• [Task objective] Repeat the records verbatim and leave the pictures out of your copy.

• [Dataset entries]
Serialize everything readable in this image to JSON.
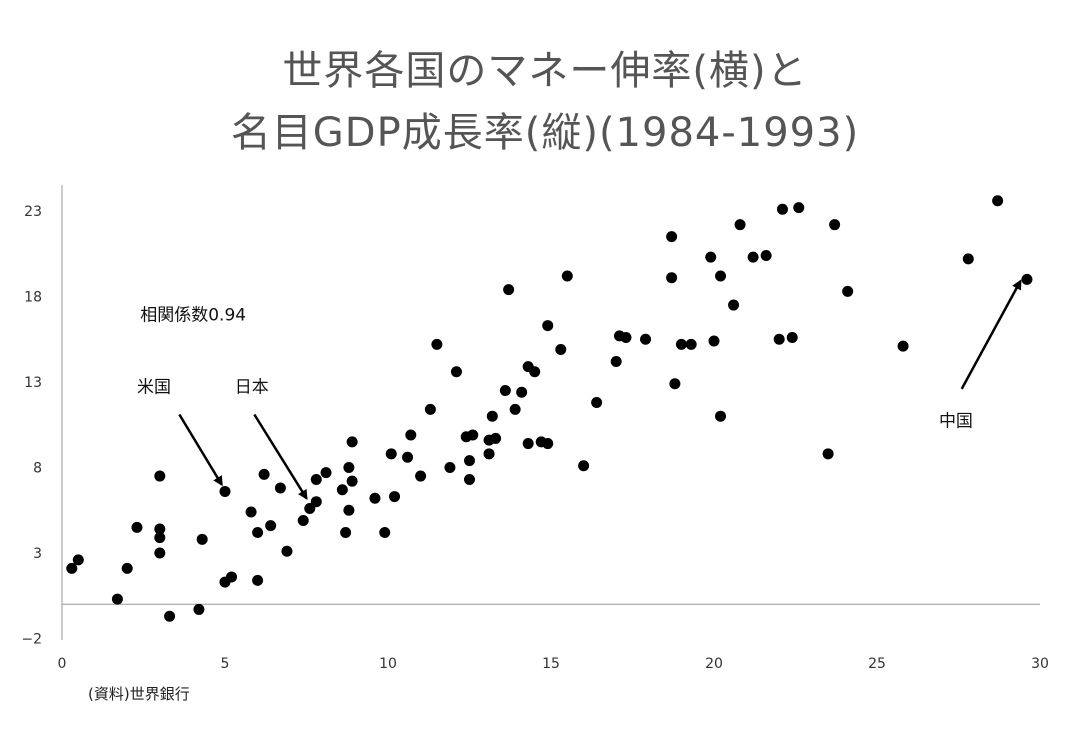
{
  "title_line1": "世界各国のマネー伸率(横)と",
  "title_line2": "名目GDP成長率(縦)(1984-1993)",
  "source_note": "(資料)世界銀行",
  "chart_data": {
    "type": "scatter",
    "title": "世界各国のマネー伸率(横)と名目GDP成長率(縦)(1984-1993)",
    "xlabel": "",
    "ylabel": "",
    "xlim": [
      0,
      30
    ],
    "ylim": [
      -2,
      25
    ],
    "x_ticks": [
      0,
      5,
      10,
      15,
      20,
      25,
      30
    ],
    "y_ticks": [
      -2,
      3,
      8,
      13,
      18,
      23
    ],
    "grid": false,
    "correlation_label": "相関係数0.94",
    "annotations": [
      {
        "text": "米国",
        "x": 2.3,
        "y": 12.4,
        "arrow_from": [
          3.6,
          11.1
        ],
        "arrow_to": [
          4.9,
          7.0
        ]
      },
      {
        "text": "日本",
        "x": 5.3,
        "y": 12.4,
        "arrow_from": [
          5.9,
          11.1
        ],
        "arrow_to": [
          7.5,
          6.2
        ]
      },
      {
        "text": "中国",
        "x": 26.9,
        "y": 10.4,
        "arrow_from": [
          27.6,
          12.6
        ],
        "arrow_to": [
          29.4,
          18.9
        ]
      }
    ],
    "points": [
      [
        0.3,
        2.1
      ],
      [
        0.5,
        2.6
      ],
      [
        1.7,
        0.3
      ],
      [
        2.0,
        2.1
      ],
      [
        2.3,
        4.5
      ],
      [
        3.0,
        7.5
      ],
      [
        3.0,
        4.4
      ],
      [
        3.0,
        3.9
      ],
      [
        3.0,
        3.0
      ],
      [
        3.3,
        -0.7
      ],
      [
        4.2,
        -0.3
      ],
      [
        4.3,
        3.8
      ],
      [
        5.0,
        1.3
      ],
      [
        5.2,
        1.6
      ],
      [
        5.0,
        6.6
      ],
      [
        5.8,
        5.4
      ],
      [
        6.0,
        4.2
      ],
      [
        6.0,
        1.4
      ],
      [
        6.2,
        7.6
      ],
      [
        6.4,
        4.6
      ],
      [
        6.7,
        6.8
      ],
      [
        6.9,
        3.1
      ],
      [
        7.4,
        4.9
      ],
      [
        7.6,
        5.6
      ],
      [
        7.8,
        6.0
      ],
      [
        7.8,
        7.3
      ],
      [
        8.1,
        7.7
      ],
      [
        8.6,
        6.7
      ],
      [
        8.7,
        4.2
      ],
      [
        8.8,
        5.5
      ],
      [
        8.8,
        8.0
      ],
      [
        8.9,
        7.2
      ],
      [
        8.9,
        9.5
      ],
      [
        9.6,
        6.2
      ],
      [
        9.9,
        4.2
      ],
      [
        10.1,
        8.8
      ],
      [
        10.2,
        6.3
      ],
      [
        10.6,
        8.6
      ],
      [
        10.7,
        9.9
      ],
      [
        11.0,
        7.5
      ],
      [
        11.3,
        11.4
      ],
      [
        11.5,
        15.2
      ],
      [
        11.9,
        8.0
      ],
      [
        12.1,
        13.6
      ],
      [
        12.4,
        9.8
      ],
      [
        12.5,
        7.3
      ],
      [
        12.5,
        8.4
      ],
      [
        12.6,
        9.9
      ],
      [
        13.1,
        9.6
      ],
      [
        13.1,
        8.8
      ],
      [
        13.2,
        11.0
      ],
      [
        13.3,
        9.7
      ],
      [
        13.6,
        12.5
      ],
      [
        13.7,
        18.4
      ],
      [
        13.9,
        11.4
      ],
      [
        14.1,
        12.4
      ],
      [
        14.3,
        9.4
      ],
      [
        14.3,
        13.9
      ],
      [
        14.5,
        13.6
      ],
      [
        14.7,
        9.5
      ],
      [
        14.9,
        9.4
      ],
      [
        14.9,
        16.3
      ],
      [
        15.3,
        14.9
      ],
      [
        15.5,
        19.2
      ],
      [
        16.0,
        8.1
      ],
      [
        16.4,
        11.8
      ],
      [
        17.0,
        14.2
      ],
      [
        17.1,
        15.7
      ],
      [
        17.3,
        15.6
      ],
      [
        17.9,
        15.5
      ],
      [
        18.7,
        21.5
      ],
      [
        18.7,
        19.1
      ],
      [
        18.8,
        12.9
      ],
      [
        19.0,
        15.2
      ],
      [
        19.3,
        15.2
      ],
      [
        19.9,
        20.3
      ],
      [
        20.0,
        15.4
      ],
      [
        20.2,
        19.2
      ],
      [
        20.2,
        11.0
      ],
      [
        20.6,
        17.5
      ],
      [
        20.8,
        22.2
      ],
      [
        21.2,
        20.3
      ],
      [
        21.6,
        20.4
      ],
      [
        22.0,
        15.5
      ],
      [
        22.1,
        23.1
      ],
      [
        22.4,
        15.6
      ],
      [
        22.6,
        23.2
      ],
      [
        23.5,
        8.8
      ],
      [
        23.7,
        22.2
      ],
      [
        24.1,
        18.3
      ],
      [
        25.8,
        15.1
      ],
      [
        27.8,
        20.2
      ],
      [
        28.7,
        23.6
      ],
      [
        29.6,
        19.0
      ]
    ]
  }
}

• [In response]
Serialize everything readable in this image to JSON.
{
  "title_line1": "世界各国のマネー伸率(横)と",
  "title_line2": "名目GDP成長率(縦)(1984-1993)",
  "source_note": "(資料)世界銀行",
  "chart_data": {
    "type": "scatter",
    "title": "世界各国のマネー伸率(横)と名目GDP成長率(縦)(1984-1993)",
    "xlabel": "",
    "ylabel": "",
    "xlim": [
      0,
      30
    ],
    "ylim": [
      -2,
      25
    ],
    "x_ticks": [
      0,
      5,
      10,
      15,
      20,
      25,
      30
    ],
    "y_ticks": [
      -2,
      3,
      8,
      13,
      18,
      23
    ],
    "grid": false,
    "correlation_label": "相関係数0.94",
    "annotations": [
      {
        "text": "米国",
        "x": 2.3,
        "y": 12.4,
        "arrow_from": [
          3.6,
          11.1
        ],
        "arrow_to": [
          4.9,
          7.0
        ]
      },
      {
        "text": "日本",
        "x": 5.3,
        "y": 12.4,
        "arrow_from": [
          5.9,
          11.1
        ],
        "arrow_to": [
          7.5,
          6.2
        ]
      },
      {
        "text": "中国",
        "x": 26.9,
        "y": 10.4,
        "arrow_from": [
          27.6,
          12.6
        ],
        "arrow_to": [
          29.4,
          18.9
        ]
      }
    ],
    "points": [
      [
        0.3,
        2.1
      ],
      [
        0.5,
        2.6
      ],
      [
        1.7,
        0.3
      ],
      [
        2.0,
        2.1
      ],
      [
        2.3,
        4.5
      ],
      [
        3.0,
        7.5
      ],
      [
        3.0,
        4.4
      ],
      [
        3.0,
        3.9
      ],
      [
        3.0,
        3.0
      ],
      [
        3.3,
        -0.7
      ],
      [
        4.2,
        -0.3
      ],
      [
        4.3,
        3.8
      ],
      [
        5.0,
        1.3
      ],
      [
        5.2,
        1.6
      ],
      [
        5.0,
        6.6
      ],
      [
        5.8,
        5.4
      ],
      [
        6.0,
        4.2
      ],
      [
        6.0,
        1.4
      ],
      [
        6.2,
        7.6
      ],
      [
        6.4,
        4.6
      ],
      [
        6.7,
        6.8
      ],
      [
        6.9,
        3.1
      ],
      [
        7.4,
        4.9
      ],
      [
        7.6,
        5.6
      ],
      [
        7.8,
        6.0
      ],
      [
        7.8,
        7.3
      ],
      [
        8.1,
        7.7
      ],
      [
        8.6,
        6.7
      ],
      [
        8.7,
        4.2
      ],
      [
        8.8,
        5.5
      ],
      [
        8.8,
        8.0
      ],
      [
        8.9,
        7.2
      ],
      [
        8.9,
        9.5
      ],
      [
        9.6,
        6.2
      ],
      [
        9.9,
        4.2
      ],
      [
        10.1,
        8.8
      ],
      [
        10.2,
        6.3
      ],
      [
        10.6,
        8.6
      ],
      [
        10.7,
        9.9
      ],
      [
        11.0,
        7.5
      ],
      [
        11.3,
        11.4
      ],
      [
        11.5,
        15.2
      ],
      [
        11.9,
        8.0
      ],
      [
        12.1,
        13.6
      ],
      [
        12.4,
        9.8
      ],
      [
        12.5,
        7.3
      ],
      [
        12.5,
        8.4
      ],
      [
        12.6,
        9.9
      ],
      [
        13.1,
        9.6
      ],
      [
        13.1,
        8.8
      ],
      [
        13.2,
        11.0
      ],
      [
        13.3,
        9.7
      ],
      [
        13.6,
        12.5
      ],
      [
        13.7,
        18.4
      ],
      [
        13.9,
        11.4
      ],
      [
        14.1,
        12.4
      ],
      [
        14.3,
        9.4
      ],
      [
        14.3,
        13.9
      ],
      [
        14.5,
        13.6
      ],
      [
        14.7,
        9.5
      ],
      [
        14.9,
        9.4
      ],
      [
        14.9,
        16.3
      ],
      [
        15.3,
        14.9
      ],
      [
        15.5,
        19.2
      ],
      [
        16.0,
        8.1
      ],
      [
        16.4,
        11.8
      ],
      [
        17.0,
        14.2
      ],
      [
        17.1,
        15.7
      ],
      [
        17.3,
        15.6
      ],
      [
        17.9,
        15.5
      ],
      [
        18.7,
        21.5
      ],
      [
        18.7,
        19.1
      ],
      [
        18.8,
        12.9
      ],
      [
        19.0,
        15.2
      ],
      [
        19.3,
        15.2
      ],
      [
        19.9,
        20.3
      ],
      [
        20.0,
        15.4
      ],
      [
        20.2,
        19.2
      ],
      [
        20.2,
        11.0
      ],
      [
        20.6,
        17.5
      ],
      [
        20.8,
        22.2
      ],
      [
        21.2,
        20.3
      ],
      [
        21.6,
        20.4
      ],
      [
        22.0,
        15.5
      ],
      [
        22.1,
        23.1
      ],
      [
        22.4,
        15.6
      ],
      [
        22.6,
        23.2
      ],
      [
        23.5,
        8.8
      ],
      [
        23.7,
        22.2
      ],
      [
        24.1,
        18.3
      ],
      [
        25.8,
        15.1
      ],
      [
        27.8,
        20.2
      ],
      [
        28.7,
        23.6
      ],
      [
        29.6,
        19.0
      ]
    ]
  }
}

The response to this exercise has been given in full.